Which lines below run from the one containing "heatmap-region-yellow — [45, 113, 63, 137]" up to and including the one containing "y-tick-label: 200 — [15, 121, 38, 135]"? Print them word for word.

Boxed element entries
+===+

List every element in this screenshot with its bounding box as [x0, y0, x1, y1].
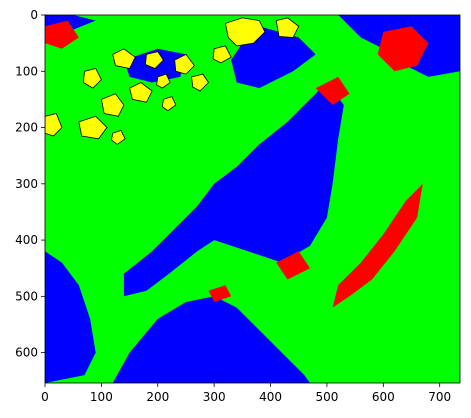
heatmap-region-yellow — [45, 113, 63, 137]
heatmap-region-blue — [123, 82, 344, 297]
heatmap-region-yellow — [129, 82, 153, 103]
heatmap-region-red — [276, 251, 310, 280]
heatmap-region-red — [332, 183, 423, 308]
x-tick-label: 400 — [259, 390, 282, 404]
heatmap-region-yellow — [78, 115, 108, 140]
heatmap-region-yellow — [212, 45, 232, 64]
heatmap-region-yellow — [100, 93, 125, 117]
axes-frame — [44, 14, 461, 384]
heatmap-region-yellow — [275, 17, 300, 38]
heatmap-region-yellow — [144, 51, 164, 69]
y-tick-label: 300 — [15, 177, 38, 191]
heatmap-region-yellow — [156, 73, 171, 89]
x-axis: 0 100 200 300 400 500 600 700 — [41, 383, 451, 404]
y-tick-label: 200 — [15, 121, 38, 135]
heatmap-region-red — [377, 26, 429, 72]
y-tick-label: 100 — [15, 64, 38, 78]
y-tick-label: 500 — [15, 289, 38, 303]
x-tick-label: 0 — [41, 390, 49, 404]
x-tick-label: 500 — [315, 390, 338, 404]
y-tick-label: 400 — [15, 233, 38, 247]
heatmap-region-red — [208, 285, 232, 302]
heatmap-region-yellow — [191, 73, 210, 92]
heatmap-regions — [45, 15, 460, 383]
x-tick-label: 600 — [372, 390, 395, 404]
x-tick-label: 200 — [146, 390, 169, 404]
heatmap-region-blue — [45, 251, 96, 383]
x-tick-label: 100 — [90, 390, 113, 404]
heatmap-region-yellow — [161, 96, 177, 112]
heatmap-region-yellow — [224, 17, 266, 47]
heatmap-region-yellow — [111, 129, 126, 145]
heatmap-region-red — [315, 76, 350, 105]
y-tick-label: 0 — [30, 8, 38, 22]
y-tick-label: 600 — [15, 346, 38, 360]
heatmap-region-yellow — [82, 68, 102, 89]
y-axis: 0 100 200 300 400 500 600 — [15, 8, 45, 360]
plot-area — [45, 15, 460, 383]
heatmap-region-red — [45, 20, 79, 49]
heatmap-region-green — [231, 93, 460, 353]
x-tick-label: 700 — [428, 390, 451, 404]
heatmap-region-yellow — [112, 48, 136, 69]
x-tick-label: 300 — [203, 390, 226, 404]
heatmap-region-blue — [112, 296, 310, 383]
heatmap-region-yellow — [174, 53, 195, 75]
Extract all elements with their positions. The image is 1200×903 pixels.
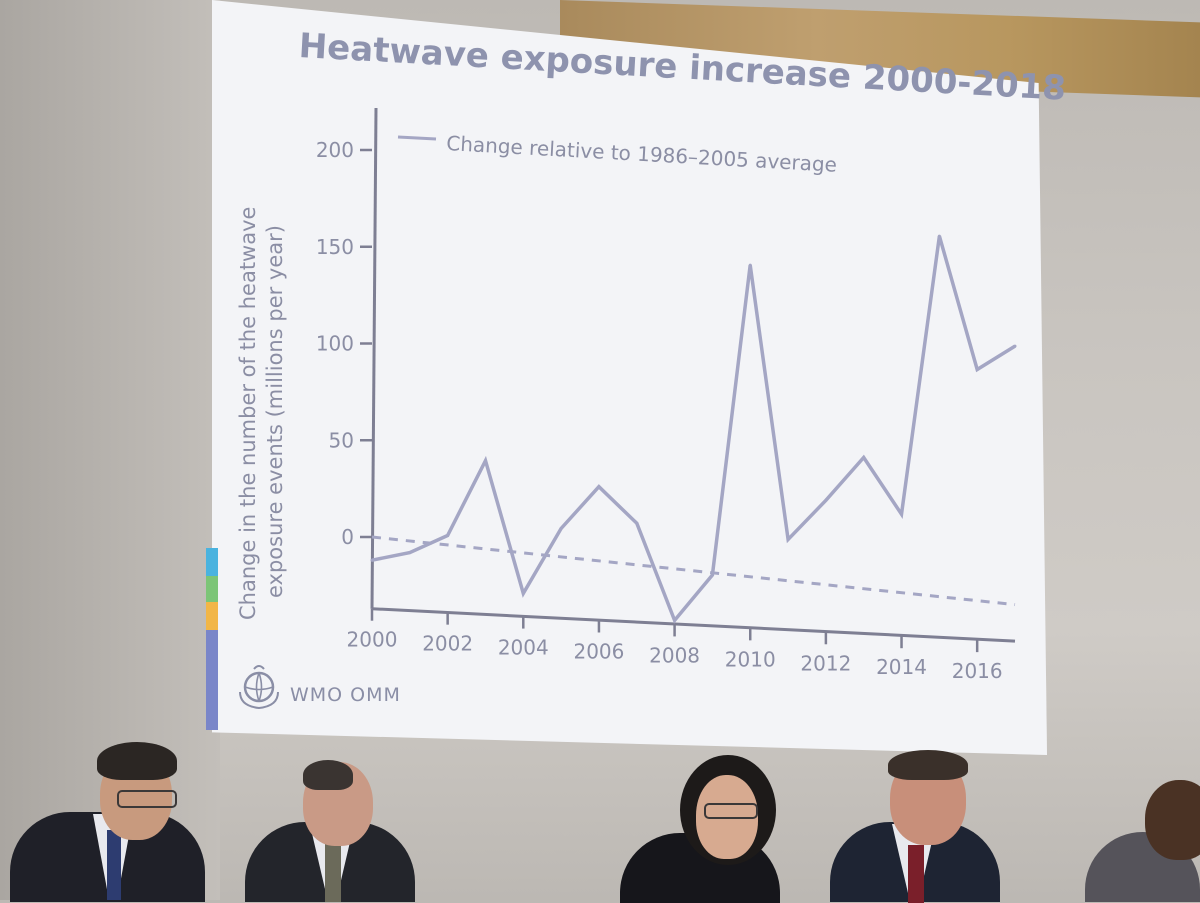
panelist-3: [620, 755, 780, 903]
series-line: [371, 235, 1016, 624]
data-point: [1013, 344, 1017, 348]
data-point: [710, 573, 714, 577]
y-tick-label: 100: [316, 332, 354, 356]
series-group: [370, 234, 1017, 624]
x-tick-label: 2006: [573, 640, 624, 664]
legend-label: Change relative to 1986–2005 average: [446, 131, 838, 177]
data-point: [786, 538, 790, 542]
data-point: [370, 558, 374, 562]
x-tick-label: 2012: [800, 651, 851, 675]
data-point: [900, 512, 904, 516]
x-axis-ticks: 2000 2002 2004 2006 2008 2010 2012 2014 2016: [347, 608, 1003, 683]
wmo-logo-icon: [239, 665, 279, 710]
trend-line-group: [371, 535, 1016, 607]
legend: Change relative to 1986–2005 average: [397, 131, 838, 177]
y-tick-label: 150: [316, 235, 354, 259]
data-point: [597, 485, 601, 489]
color-stripe-blue: [206, 548, 218, 576]
panelist-1: [5, 730, 205, 902]
y-axis-ticks: 0 50 100 150 200: [316, 138, 372, 549]
y-axis-label-line1: Change in the number of the heatwave: [236, 207, 260, 620]
panel-people: [0, 720, 1200, 903]
x-tick-label: 2008: [649, 643, 700, 667]
wmo-logo-text: WMO OMM: [290, 684, 401, 706]
data-point: [521, 591, 525, 595]
x-tick-label: 2000: [347, 628, 398, 652]
data-point: [862, 456, 866, 460]
color-stripe-purple: [206, 630, 218, 730]
data-point: [446, 533, 450, 537]
x-tick-label: 2014: [876, 655, 927, 679]
data-point: [483, 459, 487, 463]
data-point: [937, 234, 941, 238]
y-tick-label: 200: [316, 138, 354, 162]
x-tick-label: 2002: [422, 632, 473, 656]
y-tick-label: 0: [341, 525, 354, 549]
panelist-4: [830, 750, 1000, 903]
x-tick-label: 2016: [952, 659, 1003, 683]
legend-swatch: [397, 135, 437, 141]
x-tick-label: 2010: [725, 647, 776, 671]
x-tick-label: 2004: [498, 636, 549, 660]
panelist-2: [245, 750, 425, 902]
y-tick-label: 50: [329, 428, 354, 452]
trend-line: [371, 535, 1016, 607]
data-point: [635, 521, 639, 525]
data-point: [748, 263, 752, 267]
panelist-5: [1085, 780, 1200, 902]
data-point: [824, 498, 828, 502]
projection-slide: [212, 0, 1047, 755]
line-chart: 0 50 100 150 200 2000 2002 2004 2006 2008 2010 201…: [236, 107, 1017, 683]
data-point: [559, 526, 563, 530]
data-point: [975, 368, 979, 372]
chart-axes: [370, 107, 1016, 643]
y-axis-label-line2: exposure events (millions per year): [263, 225, 287, 598]
data-point: [408, 551, 412, 555]
y-axis-line: [370, 107, 378, 609]
color-stripe-yellow: [206, 602, 218, 630]
color-stripe-green: [206, 576, 218, 602]
data-point: [673, 618, 677, 622]
x-axis-line: [371, 607, 1016, 643]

+===+

Answer for this exercise>
heatmap-region-yellow — [45, 113, 63, 137]
heatmap-region-blue — [123, 82, 344, 297]
heatmap-region-yellow — [129, 82, 153, 103]
heatmap-region-red — [276, 251, 310, 280]
heatmap-region-red — [332, 183, 423, 308]
x-tick-label: 400 — [259, 390, 282, 404]
heatmap-region-yellow — [78, 115, 108, 140]
heatmap-region-yellow — [212, 45, 232, 64]
heatmap-region-yellow — [100, 93, 125, 117]
axes-frame — [44, 14, 461, 384]
heatmap-region-yellow — [275, 17, 300, 38]
heatmap-region-yellow — [144, 51, 164, 69]
y-tick-label: 300 — [15, 177, 38, 191]
heatmap-region-yellow — [156, 73, 171, 89]
x-axis: 0 100 200 300 400 500 600 700 — [41, 383, 451, 404]
y-tick-label: 200 — [15, 121, 38, 135]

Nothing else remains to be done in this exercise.